WHAT THE TASK REQUIRES: Collect the lines of the entries where "targeted" shows up.

── DATASET RECORDS

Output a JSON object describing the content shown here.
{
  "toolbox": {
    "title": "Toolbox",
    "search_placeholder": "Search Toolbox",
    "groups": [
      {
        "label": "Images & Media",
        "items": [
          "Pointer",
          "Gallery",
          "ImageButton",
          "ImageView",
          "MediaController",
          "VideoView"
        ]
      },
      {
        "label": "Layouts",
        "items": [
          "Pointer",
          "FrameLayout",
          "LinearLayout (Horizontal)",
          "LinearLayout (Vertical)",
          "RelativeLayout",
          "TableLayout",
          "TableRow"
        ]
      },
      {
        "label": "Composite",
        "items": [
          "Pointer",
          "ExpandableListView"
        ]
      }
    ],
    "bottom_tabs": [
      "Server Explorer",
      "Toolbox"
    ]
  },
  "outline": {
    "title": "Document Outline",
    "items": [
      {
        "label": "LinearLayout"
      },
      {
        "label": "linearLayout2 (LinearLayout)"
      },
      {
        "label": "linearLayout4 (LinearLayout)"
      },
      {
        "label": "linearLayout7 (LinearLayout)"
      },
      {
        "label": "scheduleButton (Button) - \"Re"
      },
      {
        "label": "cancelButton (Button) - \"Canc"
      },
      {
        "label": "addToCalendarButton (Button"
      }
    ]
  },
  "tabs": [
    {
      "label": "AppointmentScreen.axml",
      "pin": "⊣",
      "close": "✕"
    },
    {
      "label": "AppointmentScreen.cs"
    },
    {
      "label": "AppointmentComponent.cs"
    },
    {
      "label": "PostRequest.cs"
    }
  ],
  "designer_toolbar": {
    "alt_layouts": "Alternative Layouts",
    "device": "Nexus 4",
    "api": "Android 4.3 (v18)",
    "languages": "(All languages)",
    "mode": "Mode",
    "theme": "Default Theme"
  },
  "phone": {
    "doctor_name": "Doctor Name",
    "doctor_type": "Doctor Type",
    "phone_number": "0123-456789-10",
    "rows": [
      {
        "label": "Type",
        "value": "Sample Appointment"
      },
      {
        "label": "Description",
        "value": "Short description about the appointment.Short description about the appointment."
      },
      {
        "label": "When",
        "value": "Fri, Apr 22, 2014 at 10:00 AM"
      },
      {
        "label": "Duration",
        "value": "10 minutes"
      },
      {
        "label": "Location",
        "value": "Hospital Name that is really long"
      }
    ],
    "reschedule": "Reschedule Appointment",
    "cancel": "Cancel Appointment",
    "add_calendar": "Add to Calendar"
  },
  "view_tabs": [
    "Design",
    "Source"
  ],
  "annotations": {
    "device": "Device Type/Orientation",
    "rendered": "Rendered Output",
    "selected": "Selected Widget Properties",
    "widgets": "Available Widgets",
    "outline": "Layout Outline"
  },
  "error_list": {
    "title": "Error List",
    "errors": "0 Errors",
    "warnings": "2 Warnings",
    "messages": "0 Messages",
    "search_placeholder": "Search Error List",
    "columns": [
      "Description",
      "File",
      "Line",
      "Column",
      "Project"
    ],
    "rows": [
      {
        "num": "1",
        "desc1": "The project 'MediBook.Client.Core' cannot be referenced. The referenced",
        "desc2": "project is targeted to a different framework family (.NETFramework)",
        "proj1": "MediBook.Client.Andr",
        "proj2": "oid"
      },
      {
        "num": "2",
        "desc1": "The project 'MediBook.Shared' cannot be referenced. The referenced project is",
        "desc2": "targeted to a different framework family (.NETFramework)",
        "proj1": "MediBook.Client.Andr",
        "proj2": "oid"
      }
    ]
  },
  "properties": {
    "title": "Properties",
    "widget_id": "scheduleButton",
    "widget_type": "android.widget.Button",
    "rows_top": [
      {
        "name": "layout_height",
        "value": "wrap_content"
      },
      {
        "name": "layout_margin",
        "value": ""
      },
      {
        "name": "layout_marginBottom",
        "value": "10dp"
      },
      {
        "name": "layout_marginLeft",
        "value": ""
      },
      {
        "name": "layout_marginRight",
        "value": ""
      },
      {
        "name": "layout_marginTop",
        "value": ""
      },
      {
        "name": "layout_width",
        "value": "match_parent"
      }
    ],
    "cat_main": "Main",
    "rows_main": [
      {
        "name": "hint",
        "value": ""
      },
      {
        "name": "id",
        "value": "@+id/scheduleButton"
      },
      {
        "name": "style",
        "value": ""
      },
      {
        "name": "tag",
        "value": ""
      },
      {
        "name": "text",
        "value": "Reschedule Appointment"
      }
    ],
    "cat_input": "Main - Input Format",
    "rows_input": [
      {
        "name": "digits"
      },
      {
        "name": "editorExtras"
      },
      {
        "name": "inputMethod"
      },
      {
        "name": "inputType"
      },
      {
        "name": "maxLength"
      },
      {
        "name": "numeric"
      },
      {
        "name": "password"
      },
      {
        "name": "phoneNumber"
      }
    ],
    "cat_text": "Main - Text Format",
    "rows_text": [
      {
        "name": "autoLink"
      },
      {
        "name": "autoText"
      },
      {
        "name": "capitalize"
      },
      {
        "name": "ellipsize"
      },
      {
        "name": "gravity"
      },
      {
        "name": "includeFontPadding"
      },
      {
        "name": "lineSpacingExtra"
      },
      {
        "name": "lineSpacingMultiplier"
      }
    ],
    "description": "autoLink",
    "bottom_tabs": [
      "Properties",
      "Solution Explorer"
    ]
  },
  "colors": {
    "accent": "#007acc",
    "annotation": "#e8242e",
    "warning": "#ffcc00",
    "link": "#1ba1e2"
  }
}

────
── DATASET RECORDS

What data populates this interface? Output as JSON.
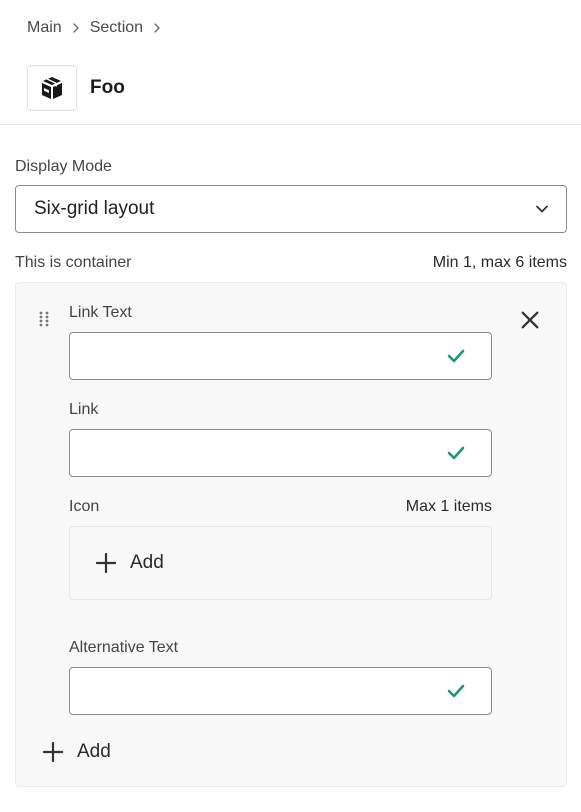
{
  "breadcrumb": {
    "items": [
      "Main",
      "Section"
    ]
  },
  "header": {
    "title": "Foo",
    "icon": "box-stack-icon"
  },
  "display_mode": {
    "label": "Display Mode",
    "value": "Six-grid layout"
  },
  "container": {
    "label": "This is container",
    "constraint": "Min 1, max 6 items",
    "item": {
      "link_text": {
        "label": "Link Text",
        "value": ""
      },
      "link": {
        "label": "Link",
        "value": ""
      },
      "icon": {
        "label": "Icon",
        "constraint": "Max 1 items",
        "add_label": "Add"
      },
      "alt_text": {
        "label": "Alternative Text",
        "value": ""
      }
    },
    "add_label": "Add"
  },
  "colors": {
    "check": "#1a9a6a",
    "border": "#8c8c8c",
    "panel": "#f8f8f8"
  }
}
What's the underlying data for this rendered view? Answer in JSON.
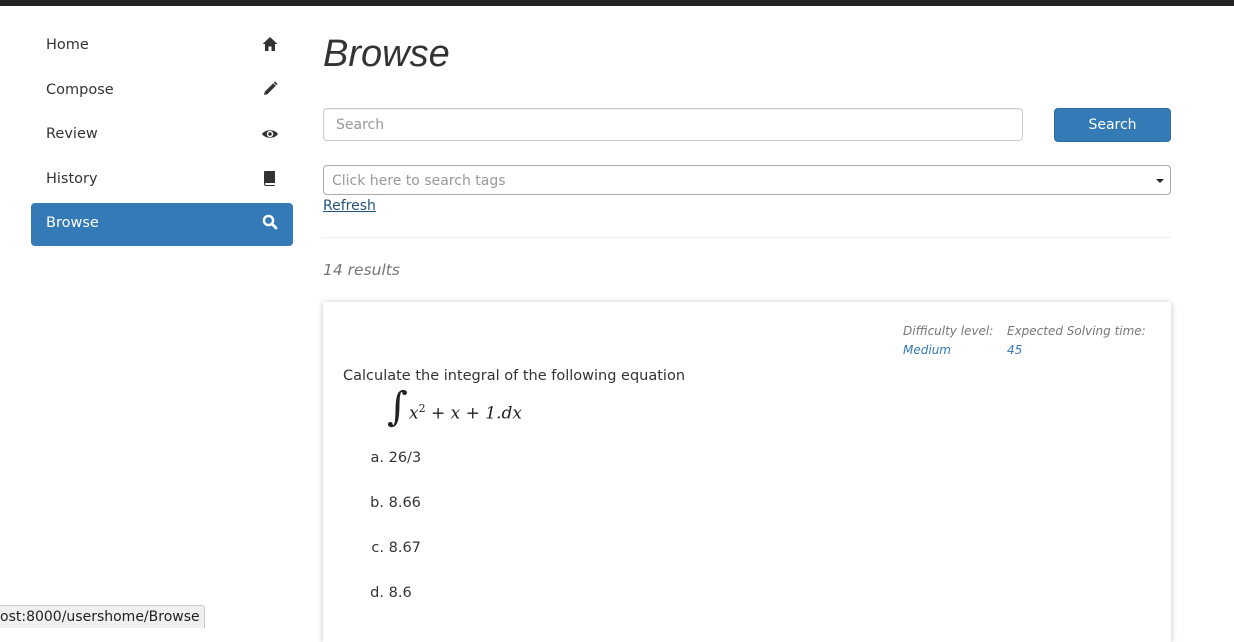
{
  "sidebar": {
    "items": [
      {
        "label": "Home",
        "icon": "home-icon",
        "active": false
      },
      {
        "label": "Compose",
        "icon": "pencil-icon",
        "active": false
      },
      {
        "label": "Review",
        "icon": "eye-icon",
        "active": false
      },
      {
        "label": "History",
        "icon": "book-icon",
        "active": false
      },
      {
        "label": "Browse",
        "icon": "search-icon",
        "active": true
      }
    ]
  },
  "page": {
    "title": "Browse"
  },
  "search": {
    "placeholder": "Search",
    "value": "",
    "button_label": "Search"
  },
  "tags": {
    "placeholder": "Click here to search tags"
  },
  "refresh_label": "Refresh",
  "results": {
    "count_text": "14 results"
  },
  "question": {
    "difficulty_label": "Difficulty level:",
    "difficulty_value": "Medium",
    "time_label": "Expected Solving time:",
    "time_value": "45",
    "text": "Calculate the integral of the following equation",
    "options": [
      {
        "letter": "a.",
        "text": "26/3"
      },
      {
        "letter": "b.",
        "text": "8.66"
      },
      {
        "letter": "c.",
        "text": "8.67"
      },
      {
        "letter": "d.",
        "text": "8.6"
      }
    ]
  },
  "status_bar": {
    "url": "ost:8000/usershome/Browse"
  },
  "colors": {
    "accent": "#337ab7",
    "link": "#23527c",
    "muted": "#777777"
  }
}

────

RESULT BELOW:
        "desc2": "project is targeted to a different framework family (.NETFramework)",
        "desc2": "targeted to a different framework family (.NETFramework)",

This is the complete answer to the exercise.